> _Exercise directions_
Scan the material for the word "Cube", and copy each line where it shows up.

> _Information shown_
'''
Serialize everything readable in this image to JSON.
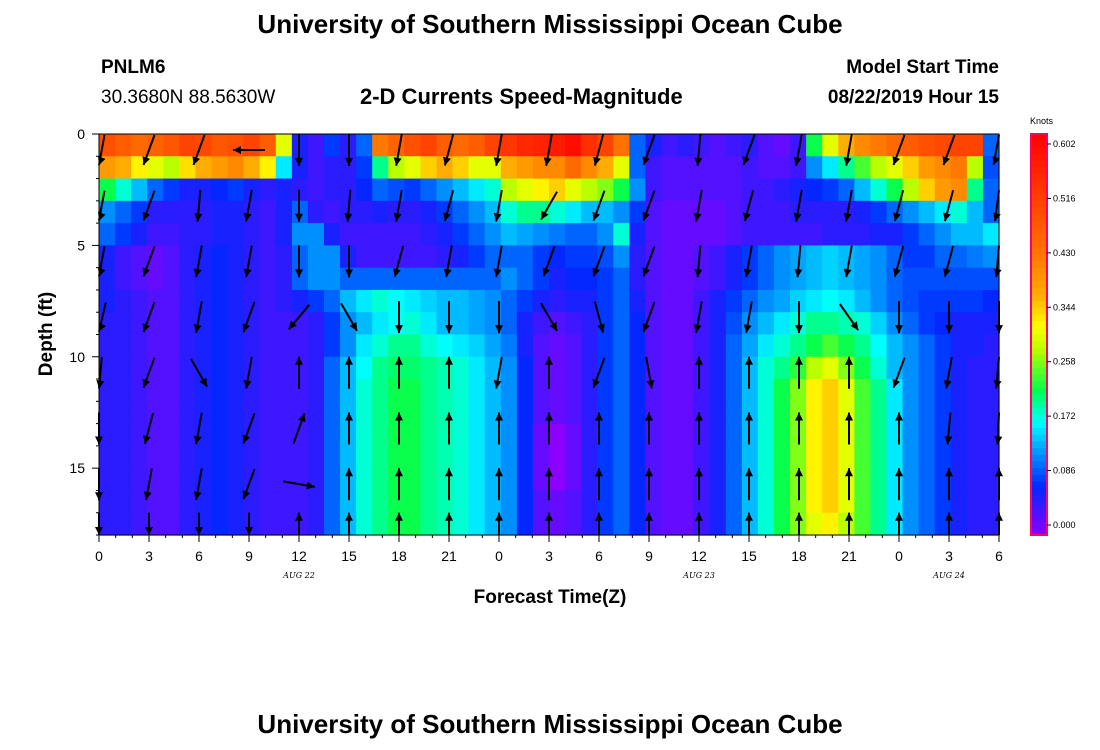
{
  "header": {
    "title": "University of Southern Mississippi Ocean Cube",
    "station_id": "PNLM6",
    "station_coords": "30.3680N 88.5630W",
    "plot_title": "2-D Currents Speed-Magnitude",
    "model_label": "Model Start Time",
    "model_time": "08/22/2019 Hour 15"
  },
  "footer": {
    "title": "University of Southern Mississippi Ocean Cube"
  },
  "colors": {
    "low": "#8a00ff",
    "mid_low": "#0040ff",
    "mid": "#00ff40",
    "mid_high": "#ffff00",
    "high": "#ff0000",
    "colorbar_frame": "#ff0066"
  },
  "chart_data": {
    "type": "heatmap",
    "xlabel": "Forecast Time(Z)",
    "ylabel": "Depth (ft)",
    "x_tick_labels": [
      "0",
      "3",
      "6",
      "9",
      "12",
      "15",
      "18",
      "21",
      "0",
      "3",
      "6",
      "9",
      "12",
      "15",
      "18",
      "21",
      "0",
      "3",
      "6"
    ],
    "x_range_hours": [
      0,
      54
    ],
    "date_labels": [
      {
        "text": "AUG 22",
        "hour": 12
      },
      {
        "text": "AUG 23",
        "hour": 36
      },
      {
        "text": "AUG 24",
        "hour": 51
      }
    ],
    "y_ticks": [
      "0",
      "5",
      "10",
      "15"
    ],
    "y_range": [
      0,
      18
    ],
    "y_reversed": true,
    "colorbar": {
      "unit": "Knots",
      "tick_labels": [
        "0.602",
        "0.516",
        "0.430",
        "0.344",
        "0.258",
        "0.172",
        "0.086",
        "0.000"
      ],
      "range": [
        0,
        0.602
      ]
    },
    "arrow_columns_hours": [
      0,
      3,
      6,
      9,
      12,
      15,
      18,
      21,
      24,
      27,
      30,
      33,
      36,
      39,
      42,
      45,
      48,
      51,
      54
    ],
    "arrow_rows_depth_ft": [
      0,
      2.5,
      5,
      7.5,
      10,
      12.5,
      15,
      17
    ],
    "speed_knots": [
      [
        0.48,
        0.46,
        0.44,
        0.45,
        0.47,
        0.5,
        0.49,
        0.47,
        0.48,
        0.5,
        0.46,
        0.3,
        0.06,
        0.04,
        0.08,
        0.05,
        0.1,
        0.42,
        0.45,
        0.48,
        0.5,
        0.46,
        0.44,
        0.46,
        0.5,
        0.52,
        0.54,
        0.55,
        0.56,
        0.58,
        0.53,
        0.5,
        0.43,
        0.1,
        0.06,
        0.04,
        0.05,
        0.04,
        0.03,
        0.04,
        0.05,
        0.03,
        0.02,
        0.04,
        0.22,
        0.3,
        0.36,
        0.4,
        0.42,
        0.44,
        0.46,
        0.48,
        0.49,
        0.5,
        0.5,
        0.1
      ],
      [
        0.38,
        0.36,
        0.32,
        0.3,
        0.28,
        0.33,
        0.36,
        0.38,
        0.4,
        0.36,
        0.32,
        0.16,
        0.06,
        0.04,
        0.05,
        0.05,
        0.08,
        0.2,
        0.28,
        0.3,
        0.34,
        0.36,
        0.34,
        0.3,
        0.3,
        0.36,
        0.38,
        0.4,
        0.4,
        0.44,
        0.4,
        0.36,
        0.3,
        0.1,
        0.04,
        0.03,
        0.03,
        0.03,
        0.03,
        0.03,
        0.04,
        0.03,
        0.03,
        0.04,
        0.12,
        0.16,
        0.2,
        0.24,
        0.28,
        0.3,
        0.34,
        0.38,
        0.4,
        0.42,
        0.28,
        0.09
      ],
      [
        0.22,
        0.18,
        0.14,
        0.1,
        0.08,
        0.06,
        0.06,
        0.07,
        0.08,
        0.06,
        0.05,
        0.06,
        0.05,
        0.04,
        0.05,
        0.05,
        0.07,
        0.1,
        0.09,
        0.08,
        0.1,
        0.12,
        0.14,
        0.16,
        0.18,
        0.28,
        0.3,
        0.32,
        0.34,
        0.3,
        0.28,
        0.26,
        0.22,
        0.12,
        0.04,
        0.03,
        0.03,
        0.03,
        0.03,
        0.03,
        0.04,
        0.04,
        0.05,
        0.06,
        0.07,
        0.08,
        0.1,
        0.14,
        0.18,
        0.22,
        0.28,
        0.34,
        0.38,
        0.4,
        0.2,
        0.1
      ],
      [
        0.12,
        0.1,
        0.08,
        0.05,
        0.05,
        0.05,
        0.05,
        0.06,
        0.06,
        0.05,
        0.04,
        0.06,
        0.1,
        0.05,
        0.04,
        0.05,
        0.05,
        0.06,
        0.05,
        0.05,
        0.06,
        0.08,
        0.1,
        0.12,
        0.14,
        0.18,
        0.2,
        0.2,
        0.18,
        0.16,
        0.14,
        0.14,
        0.12,
        0.08,
        0.03,
        0.02,
        0.02,
        0.02,
        0.02,
        0.03,
        0.04,
        0.04,
        0.04,
        0.05,
        0.05,
        0.05,
        0.05,
        0.06,
        0.08,
        0.1,
        0.12,
        0.14,
        0.16,
        0.18,
        0.14,
        0.1
      ],
      [
        0.1,
        0.08,
        0.06,
        0.04,
        0.04,
        0.05,
        0.05,
        0.06,
        0.06,
        0.05,
        0.04,
        0.06,
        0.12,
        0.12,
        0.06,
        0.04,
        0.04,
        0.04,
        0.04,
        0.04,
        0.05,
        0.06,
        0.08,
        0.1,
        0.12,
        0.14,
        0.13,
        0.12,
        0.11,
        0.1,
        0.1,
        0.12,
        0.18,
        0.06,
        0.03,
        0.02,
        0.02,
        0.02,
        0.02,
        0.03,
        0.04,
        0.04,
        0.04,
        0.04,
        0.04,
        0.05,
        0.05,
        0.05,
        0.06,
        0.06,
        0.08,
        0.1,
        0.12,
        0.14,
        0.14,
        0.16
      ],
      [
        0.06,
        0.04,
        0.03,
        0.02,
        0.03,
        0.05,
        0.06,
        0.07,
        0.06,
        0.05,
        0.04,
        0.05,
        0.1,
        0.12,
        0.12,
        0.06,
        0.04,
        0.04,
        0.04,
        0.04,
        0.04,
        0.05,
        0.06,
        0.08,
        0.1,
        0.1,
        0.1,
        0.08,
        0.07,
        0.08,
        0.08,
        0.09,
        0.12,
        0.05,
        0.03,
        0.02,
        0.02,
        0.03,
        0.04,
        0.06,
        0.08,
        0.1,
        0.12,
        0.13,
        0.14,
        0.15,
        0.14,
        0.13,
        0.12,
        0.1,
        0.08,
        0.08,
        0.1,
        0.1,
        0.11,
        0.12
      ],
      [
        0.06,
        0.04,
        0.03,
        0.02,
        0.03,
        0.05,
        0.06,
        0.07,
        0.06,
        0.05,
        0.04,
        0.05,
        0.1,
        0.12,
        0.12,
        0.1,
        0.1,
        0.1,
        0.1,
        0.1,
        0.1,
        0.1,
        0.1,
        0.1,
        0.1,
        0.12,
        0.1,
        0.08,
        0.06,
        0.07,
        0.07,
        0.08,
        0.1,
        0.05,
        0.03,
        0.02,
        0.02,
        0.03,
        0.04,
        0.06,
        0.08,
        0.1,
        0.12,
        0.13,
        0.14,
        0.15,
        0.14,
        0.13,
        0.12,
        0.1,
        0.09,
        0.09,
        0.09,
        0.09,
        0.09,
        0.09
      ],
      [
        0.06,
        0.05,
        0.04,
        0.03,
        0.03,
        0.05,
        0.06,
        0.07,
        0.06,
        0.05,
        0.04,
        0.05,
        0.06,
        0.08,
        0.1,
        0.14,
        0.16,
        0.18,
        0.17,
        0.16,
        0.15,
        0.14,
        0.14,
        0.13,
        0.12,
        0.1,
        0.08,
        0.06,
        0.05,
        0.06,
        0.06,
        0.08,
        0.1,
        0.06,
        0.03,
        0.02,
        0.02,
        0.04,
        0.06,
        0.08,
        0.1,
        0.12,
        0.13,
        0.15,
        0.16,
        0.17,
        0.16,
        0.14,
        0.12,
        0.1,
        0.09,
        0.08,
        0.08,
        0.08,
        0.08,
        0.07
      ],
      [
        0.05,
        0.05,
        0.04,
        0.03,
        0.03,
        0.05,
        0.06,
        0.07,
        0.06,
        0.05,
        0.04,
        0.04,
        0.04,
        0.05,
        0.08,
        0.12,
        0.14,
        0.16,
        0.17,
        0.18,
        0.16,
        0.14,
        0.14,
        0.13,
        0.12,
        0.1,
        0.06,
        0.04,
        0.03,
        0.04,
        0.05,
        0.08,
        0.1,
        0.07,
        0.03,
        0.02,
        0.02,
        0.04,
        0.06,
        0.09,
        0.12,
        0.14,
        0.16,
        0.18,
        0.2,
        0.2,
        0.19,
        0.18,
        0.15,
        0.12,
        0.1,
        0.08,
        0.07,
        0.06,
        0.06,
        0.06
      ],
      [
        0.05,
        0.05,
        0.04,
        0.03,
        0.03,
        0.05,
        0.06,
        0.07,
        0.06,
        0.05,
        0.04,
        0.04,
        0.04,
        0.05,
        0.08,
        0.12,
        0.16,
        0.18,
        0.2,
        0.2,
        0.18,
        0.17,
        0.16,
        0.15,
        0.13,
        0.11,
        0.06,
        0.03,
        0.02,
        0.03,
        0.05,
        0.08,
        0.1,
        0.07,
        0.03,
        0.02,
        0.02,
        0.04,
        0.06,
        0.1,
        0.13,
        0.16,
        0.18,
        0.2,
        0.22,
        0.24,
        0.22,
        0.2,
        0.17,
        0.14,
        0.12,
        0.1,
        0.08,
        0.06,
        0.06,
        0.05
      ],
      [
        0.05,
        0.05,
        0.04,
        0.03,
        0.03,
        0.05,
        0.06,
        0.07,
        0.06,
        0.05,
        0.04,
        0.04,
        0.04,
        0.05,
        0.1,
        0.14,
        0.17,
        0.2,
        0.21,
        0.21,
        0.2,
        0.19,
        0.18,
        0.16,
        0.14,
        0.12,
        0.07,
        0.03,
        0.02,
        0.03,
        0.05,
        0.08,
        0.1,
        0.07,
        0.03,
        0.02,
        0.02,
        0.04,
        0.06,
        0.1,
        0.14,
        0.18,
        0.2,
        0.23,
        0.28,
        0.3,
        0.26,
        0.22,
        0.18,
        0.14,
        0.12,
        0.1,
        0.08,
        0.06,
        0.05,
        0.05
      ],
      [
        0.05,
        0.05,
        0.04,
        0.03,
        0.03,
        0.05,
        0.06,
        0.07,
        0.06,
        0.05,
        0.04,
        0.04,
        0.04,
        0.05,
        0.1,
        0.14,
        0.18,
        0.2,
        0.22,
        0.22,
        0.2,
        0.19,
        0.18,
        0.16,
        0.14,
        0.12,
        0.07,
        0.03,
        0.02,
        0.03,
        0.05,
        0.08,
        0.1,
        0.07,
        0.03,
        0.02,
        0.02,
        0.04,
        0.06,
        0.1,
        0.14,
        0.18,
        0.22,
        0.26,
        0.32,
        0.34,
        0.3,
        0.24,
        0.2,
        0.16,
        0.12,
        0.1,
        0.08,
        0.06,
        0.05,
        0.05
      ],
      [
        0.05,
        0.05,
        0.04,
        0.03,
        0.03,
        0.05,
        0.06,
        0.07,
        0.06,
        0.05,
        0.04,
        0.04,
        0.04,
        0.05,
        0.1,
        0.14,
        0.18,
        0.2,
        0.22,
        0.22,
        0.2,
        0.19,
        0.18,
        0.16,
        0.14,
        0.12,
        0.07,
        0.03,
        0.02,
        0.03,
        0.05,
        0.08,
        0.1,
        0.07,
        0.03,
        0.02,
        0.02,
        0.04,
        0.06,
        0.1,
        0.14,
        0.18,
        0.22,
        0.26,
        0.32,
        0.34,
        0.3,
        0.24,
        0.2,
        0.16,
        0.12,
        0.1,
        0.08,
        0.06,
        0.05,
        0.05
      ],
      [
        0.05,
        0.05,
        0.04,
        0.03,
        0.03,
        0.05,
        0.06,
        0.07,
        0.06,
        0.05,
        0.04,
        0.04,
        0.04,
        0.05,
        0.1,
        0.14,
        0.18,
        0.2,
        0.22,
        0.22,
        0.2,
        0.19,
        0.18,
        0.16,
        0.14,
        0.12,
        0.07,
        0.02,
        0.0,
        0.02,
        0.05,
        0.08,
        0.1,
        0.07,
        0.03,
        0.02,
        0.02,
        0.04,
        0.06,
        0.1,
        0.14,
        0.18,
        0.22,
        0.26,
        0.32,
        0.34,
        0.3,
        0.24,
        0.2,
        0.16,
        0.12,
        0.1,
        0.08,
        0.06,
        0.05,
        0.05
      ],
      [
        0.05,
        0.05,
        0.04,
        0.03,
        0.03,
        0.05,
        0.06,
        0.07,
        0.06,
        0.05,
        0.04,
        0.04,
        0.04,
        0.05,
        0.1,
        0.14,
        0.18,
        0.2,
        0.22,
        0.22,
        0.2,
        0.19,
        0.18,
        0.16,
        0.14,
        0.12,
        0.07,
        0.02,
        0.0,
        0.02,
        0.05,
        0.08,
        0.1,
        0.07,
        0.03,
        0.02,
        0.02,
        0.04,
        0.06,
        0.1,
        0.14,
        0.18,
        0.22,
        0.26,
        0.32,
        0.34,
        0.3,
        0.24,
        0.2,
        0.16,
        0.12,
        0.1,
        0.08,
        0.06,
        0.05,
        0.05
      ],
      [
        0.05,
        0.05,
        0.04,
        0.03,
        0.03,
        0.05,
        0.06,
        0.07,
        0.06,
        0.05,
        0.04,
        0.04,
        0.04,
        0.05,
        0.1,
        0.14,
        0.18,
        0.2,
        0.22,
        0.22,
        0.2,
        0.19,
        0.18,
        0.16,
        0.14,
        0.12,
        0.07,
        0.02,
        0.0,
        0.02,
        0.05,
        0.08,
        0.1,
        0.07,
        0.03,
        0.02,
        0.02,
        0.04,
        0.06,
        0.1,
        0.14,
        0.18,
        0.22,
        0.26,
        0.32,
        0.34,
        0.3,
        0.24,
        0.2,
        0.16,
        0.12,
        0.1,
        0.08,
        0.06,
        0.05,
        0.05
      ],
      [
        0.05,
        0.05,
        0.04,
        0.03,
        0.03,
        0.05,
        0.06,
        0.07,
        0.06,
        0.05,
        0.04,
        0.04,
        0.04,
        0.05,
        0.1,
        0.14,
        0.18,
        0.2,
        0.22,
        0.22,
        0.2,
        0.19,
        0.18,
        0.16,
        0.14,
        0.12,
        0.07,
        0.03,
        0.02,
        0.03,
        0.05,
        0.08,
        0.1,
        0.07,
        0.03,
        0.02,
        0.02,
        0.04,
        0.06,
        0.1,
        0.14,
        0.18,
        0.22,
        0.26,
        0.32,
        0.34,
        0.3,
        0.24,
        0.2,
        0.16,
        0.12,
        0.1,
        0.08,
        0.06,
        0.05,
        0.05
      ],
      [
        0.05,
        0.05,
        0.04,
        0.03,
        0.03,
        0.05,
        0.06,
        0.07,
        0.06,
        0.05,
        0.04,
        0.04,
        0.04,
        0.05,
        0.1,
        0.14,
        0.18,
        0.2,
        0.22,
        0.22,
        0.2,
        0.19,
        0.18,
        0.16,
        0.14,
        0.12,
        0.07,
        0.03,
        0.02,
        0.03,
        0.05,
        0.08,
        0.1,
        0.07,
        0.03,
        0.02,
        0.02,
        0.04,
        0.06,
        0.1,
        0.14,
        0.18,
        0.22,
        0.26,
        0.3,
        0.32,
        0.28,
        0.24,
        0.2,
        0.16,
        0.12,
        0.1,
        0.08,
        0.06,
        0.05,
        0.05
      ]
    ],
    "arrow_angles_deg": [
      [
        200,
        200,
        200,
        270,
        180,
        180,
        190,
        195,
        190,
        190,
        195,
        200,
        185,
        200,
        190,
        190,
        200,
        200,
        200
      ],
      [
        200,
        200,
        185,
        190,
        180,
        185,
        190,
        195,
        190,
        210,
        200,
        200,
        190,
        195,
        190,
        190,
        195,
        195,
        195
      ],
      [
        200,
        200,
        190,
        190,
        180,
        180,
        195,
        190,
        190,
        200,
        200,
        200,
        185,
        190,
        185,
        190,
        195,
        195,
        190
      ],
      [
        205,
        200,
        190,
        200,
        220,
        150,
        180,
        180,
        180,
        150,
        165,
        200,
        190,
        190,
        180,
        145,
        180,
        180,
        180
      ],
      [
        190,
        200,
        150,
        190,
        0,
        0,
        0,
        0,
        190,
        0,
        200,
        170,
        0,
        0,
        0,
        0,
        200,
        190,
        190
      ],
      [
        180,
        195,
        190,
        200,
        20,
        0,
        0,
        0,
        0,
        0,
        0,
        0,
        0,
        0,
        0,
        0,
        0,
        185,
        185
      ],
      [
        180,
        190,
        190,
        200,
        100,
        0,
        0,
        0,
        0,
        0,
        0,
        0,
        0,
        0,
        0,
        0,
        0,
        0,
        0
      ],
      [
        180,
        180,
        180,
        180,
        0,
        0,
        0,
        0,
        0,
        0,
        0,
        0,
        0,
        0,
        0,
        0,
        0,
        0,
        0
      ]
    ]
  }
}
'''
> _Answer for this exercise_
    "title": "University of Southern Mississippi Ocean Cube",
    "title": "University of Southern Mississippi Ocean Cube"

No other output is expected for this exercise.